_Prompt_
Draw out every line with the word "String" from the listing below.

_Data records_
----

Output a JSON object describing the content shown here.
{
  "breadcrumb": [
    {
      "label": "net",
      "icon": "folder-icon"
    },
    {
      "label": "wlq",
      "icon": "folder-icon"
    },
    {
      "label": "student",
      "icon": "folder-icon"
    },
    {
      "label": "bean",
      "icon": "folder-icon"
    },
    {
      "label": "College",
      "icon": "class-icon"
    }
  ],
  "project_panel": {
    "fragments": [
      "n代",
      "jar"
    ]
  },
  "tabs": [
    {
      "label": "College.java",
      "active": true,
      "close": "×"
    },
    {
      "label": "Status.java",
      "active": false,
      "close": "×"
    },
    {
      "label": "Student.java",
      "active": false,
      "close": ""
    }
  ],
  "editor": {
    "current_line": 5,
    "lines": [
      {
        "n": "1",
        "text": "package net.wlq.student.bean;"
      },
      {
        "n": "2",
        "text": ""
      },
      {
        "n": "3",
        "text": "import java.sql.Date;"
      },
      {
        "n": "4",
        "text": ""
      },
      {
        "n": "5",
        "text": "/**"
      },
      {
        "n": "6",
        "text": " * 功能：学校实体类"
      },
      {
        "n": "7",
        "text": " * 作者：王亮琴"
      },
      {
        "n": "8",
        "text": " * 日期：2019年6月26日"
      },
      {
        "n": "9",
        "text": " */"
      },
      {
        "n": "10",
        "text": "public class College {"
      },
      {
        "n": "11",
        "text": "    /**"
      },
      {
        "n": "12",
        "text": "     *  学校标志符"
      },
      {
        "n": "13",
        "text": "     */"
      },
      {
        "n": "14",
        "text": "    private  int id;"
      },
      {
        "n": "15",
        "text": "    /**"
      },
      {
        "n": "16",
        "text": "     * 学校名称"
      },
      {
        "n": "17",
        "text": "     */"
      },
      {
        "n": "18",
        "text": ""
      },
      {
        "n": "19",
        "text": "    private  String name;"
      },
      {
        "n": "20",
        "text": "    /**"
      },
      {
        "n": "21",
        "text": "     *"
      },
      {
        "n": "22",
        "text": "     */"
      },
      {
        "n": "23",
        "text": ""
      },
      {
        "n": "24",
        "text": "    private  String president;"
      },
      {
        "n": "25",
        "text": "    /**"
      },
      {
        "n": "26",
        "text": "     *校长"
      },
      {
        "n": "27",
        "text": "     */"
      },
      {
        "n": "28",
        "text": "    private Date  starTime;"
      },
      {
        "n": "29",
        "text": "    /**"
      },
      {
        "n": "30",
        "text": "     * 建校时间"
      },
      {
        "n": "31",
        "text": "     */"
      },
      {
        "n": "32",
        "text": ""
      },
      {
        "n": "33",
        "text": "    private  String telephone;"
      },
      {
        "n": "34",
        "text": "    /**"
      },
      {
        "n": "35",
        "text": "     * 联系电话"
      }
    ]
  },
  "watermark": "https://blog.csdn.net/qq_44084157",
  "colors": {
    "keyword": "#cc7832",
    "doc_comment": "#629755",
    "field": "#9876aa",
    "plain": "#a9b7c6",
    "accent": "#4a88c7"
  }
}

----

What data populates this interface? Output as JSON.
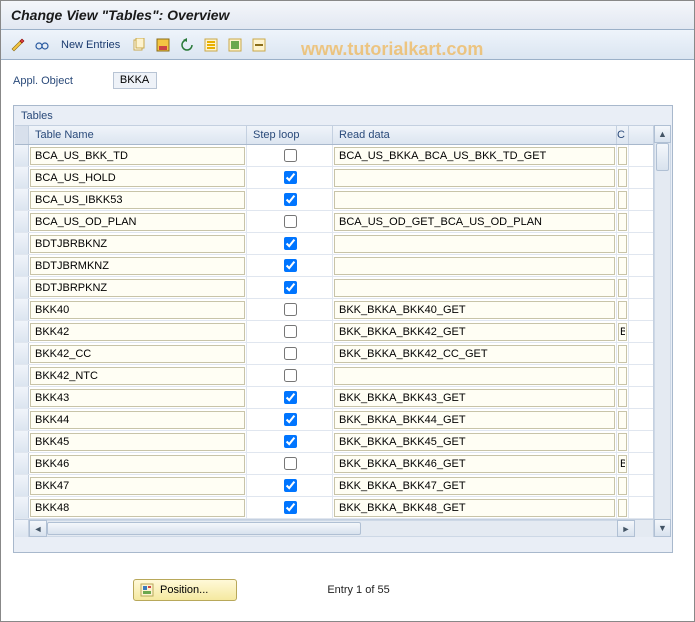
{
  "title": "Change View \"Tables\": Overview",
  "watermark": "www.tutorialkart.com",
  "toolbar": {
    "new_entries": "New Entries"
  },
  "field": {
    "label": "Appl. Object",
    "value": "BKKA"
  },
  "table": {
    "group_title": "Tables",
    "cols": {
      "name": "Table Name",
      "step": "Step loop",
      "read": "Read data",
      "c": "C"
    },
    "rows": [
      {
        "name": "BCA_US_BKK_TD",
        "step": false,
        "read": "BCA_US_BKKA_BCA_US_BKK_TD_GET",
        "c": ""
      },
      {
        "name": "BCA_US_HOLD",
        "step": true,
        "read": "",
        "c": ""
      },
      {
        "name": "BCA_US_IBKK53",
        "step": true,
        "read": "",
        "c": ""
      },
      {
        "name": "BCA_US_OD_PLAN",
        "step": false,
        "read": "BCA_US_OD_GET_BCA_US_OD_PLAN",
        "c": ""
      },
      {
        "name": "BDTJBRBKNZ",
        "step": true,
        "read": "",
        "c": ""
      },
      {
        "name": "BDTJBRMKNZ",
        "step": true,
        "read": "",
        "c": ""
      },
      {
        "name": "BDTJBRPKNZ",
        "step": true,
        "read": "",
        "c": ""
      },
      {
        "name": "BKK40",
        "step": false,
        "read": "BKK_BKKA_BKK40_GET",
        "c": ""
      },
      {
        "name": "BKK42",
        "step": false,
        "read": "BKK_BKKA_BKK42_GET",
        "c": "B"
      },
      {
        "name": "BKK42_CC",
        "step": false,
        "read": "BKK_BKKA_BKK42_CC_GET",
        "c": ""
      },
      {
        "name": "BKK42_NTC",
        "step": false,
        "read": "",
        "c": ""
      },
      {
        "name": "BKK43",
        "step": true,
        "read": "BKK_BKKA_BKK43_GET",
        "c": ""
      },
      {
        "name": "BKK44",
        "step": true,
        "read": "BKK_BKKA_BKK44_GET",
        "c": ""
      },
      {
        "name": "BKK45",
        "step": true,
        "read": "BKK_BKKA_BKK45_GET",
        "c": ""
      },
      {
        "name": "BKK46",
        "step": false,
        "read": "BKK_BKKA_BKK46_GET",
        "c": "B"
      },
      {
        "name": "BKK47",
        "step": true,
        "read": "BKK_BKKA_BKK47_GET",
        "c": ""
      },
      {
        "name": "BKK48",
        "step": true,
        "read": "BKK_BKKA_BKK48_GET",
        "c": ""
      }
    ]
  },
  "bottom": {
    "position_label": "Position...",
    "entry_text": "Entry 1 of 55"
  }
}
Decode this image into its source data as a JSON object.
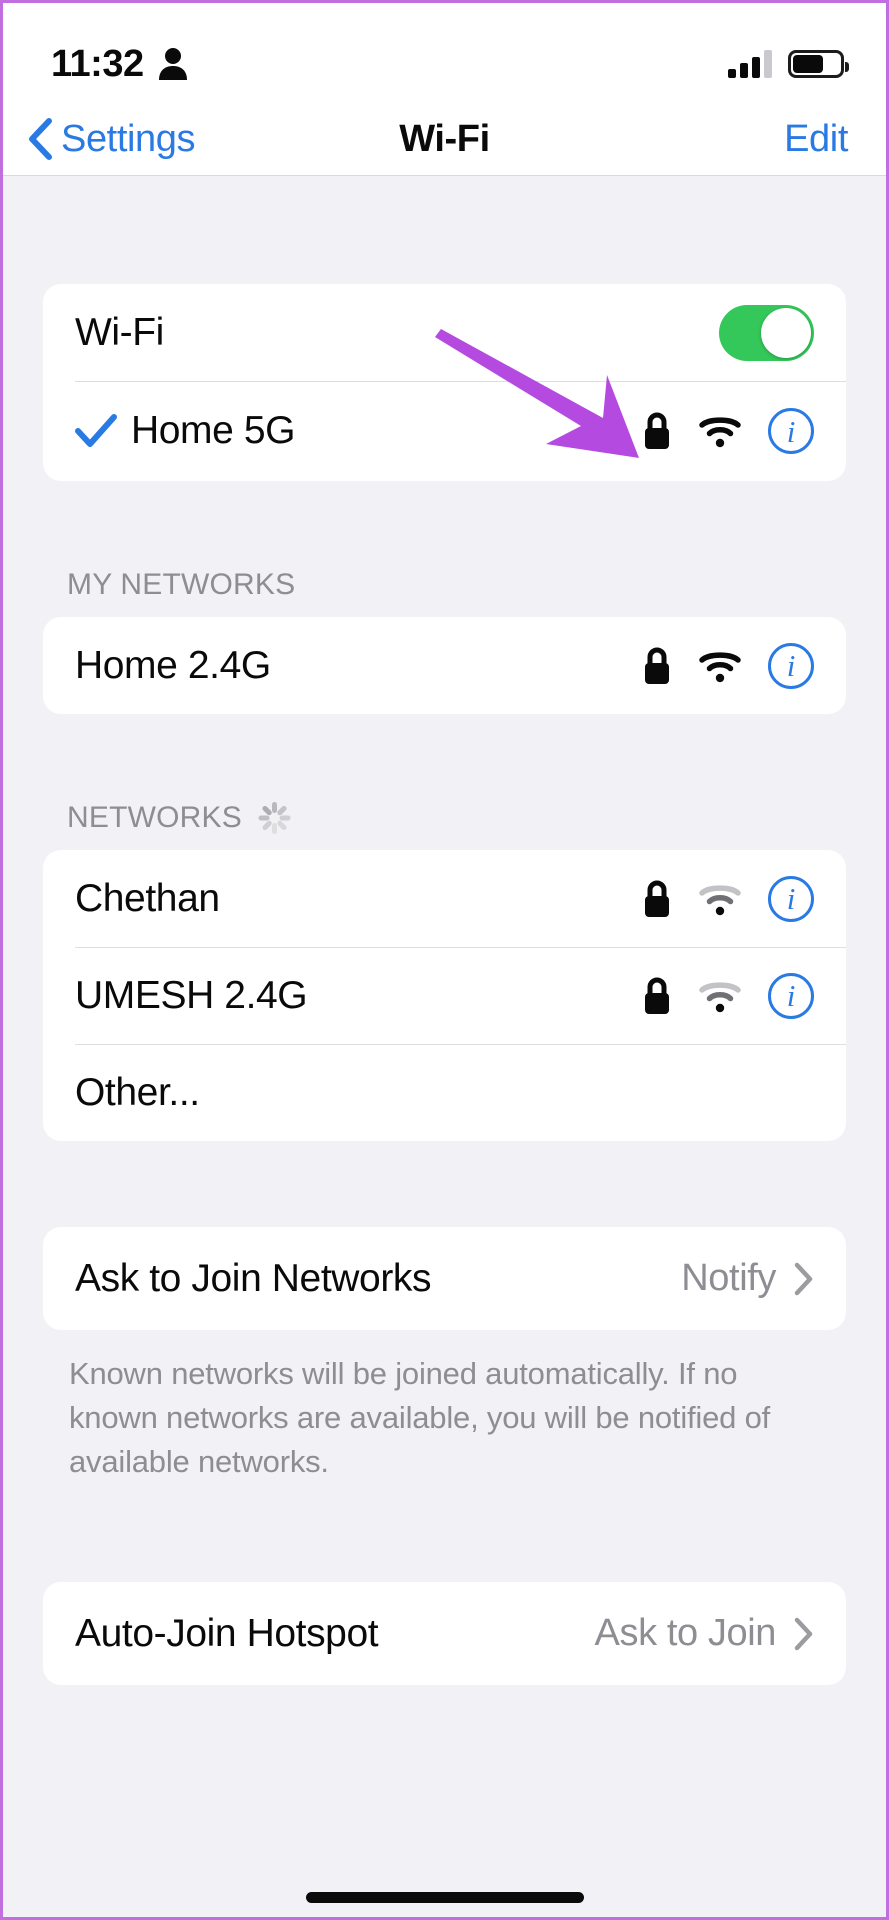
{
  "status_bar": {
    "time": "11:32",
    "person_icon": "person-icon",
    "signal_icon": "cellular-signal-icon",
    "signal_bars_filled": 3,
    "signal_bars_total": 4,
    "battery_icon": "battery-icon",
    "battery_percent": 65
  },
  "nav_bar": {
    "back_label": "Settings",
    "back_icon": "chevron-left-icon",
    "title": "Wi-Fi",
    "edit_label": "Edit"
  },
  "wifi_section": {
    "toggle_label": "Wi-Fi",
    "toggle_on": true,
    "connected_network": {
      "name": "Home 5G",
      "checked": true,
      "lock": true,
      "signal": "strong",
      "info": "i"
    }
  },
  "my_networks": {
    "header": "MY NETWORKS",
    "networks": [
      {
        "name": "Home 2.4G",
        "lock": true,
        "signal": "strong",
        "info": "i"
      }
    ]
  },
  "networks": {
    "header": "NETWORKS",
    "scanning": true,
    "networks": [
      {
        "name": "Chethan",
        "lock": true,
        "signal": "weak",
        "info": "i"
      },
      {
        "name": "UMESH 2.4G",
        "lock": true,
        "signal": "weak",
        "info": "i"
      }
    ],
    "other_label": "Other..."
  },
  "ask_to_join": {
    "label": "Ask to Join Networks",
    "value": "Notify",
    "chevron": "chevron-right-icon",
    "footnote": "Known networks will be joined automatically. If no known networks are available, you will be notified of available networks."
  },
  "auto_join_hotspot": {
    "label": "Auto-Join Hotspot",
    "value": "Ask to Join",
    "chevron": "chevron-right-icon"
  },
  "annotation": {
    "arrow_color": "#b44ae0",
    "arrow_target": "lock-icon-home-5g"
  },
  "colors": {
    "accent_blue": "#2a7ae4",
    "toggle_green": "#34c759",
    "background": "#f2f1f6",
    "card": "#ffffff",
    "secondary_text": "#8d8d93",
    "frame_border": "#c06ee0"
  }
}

----

_Result for this exercise_
        "text": "    private  String name;"
        "text": "    private  String president;"
        "text": "    private  String telephone;"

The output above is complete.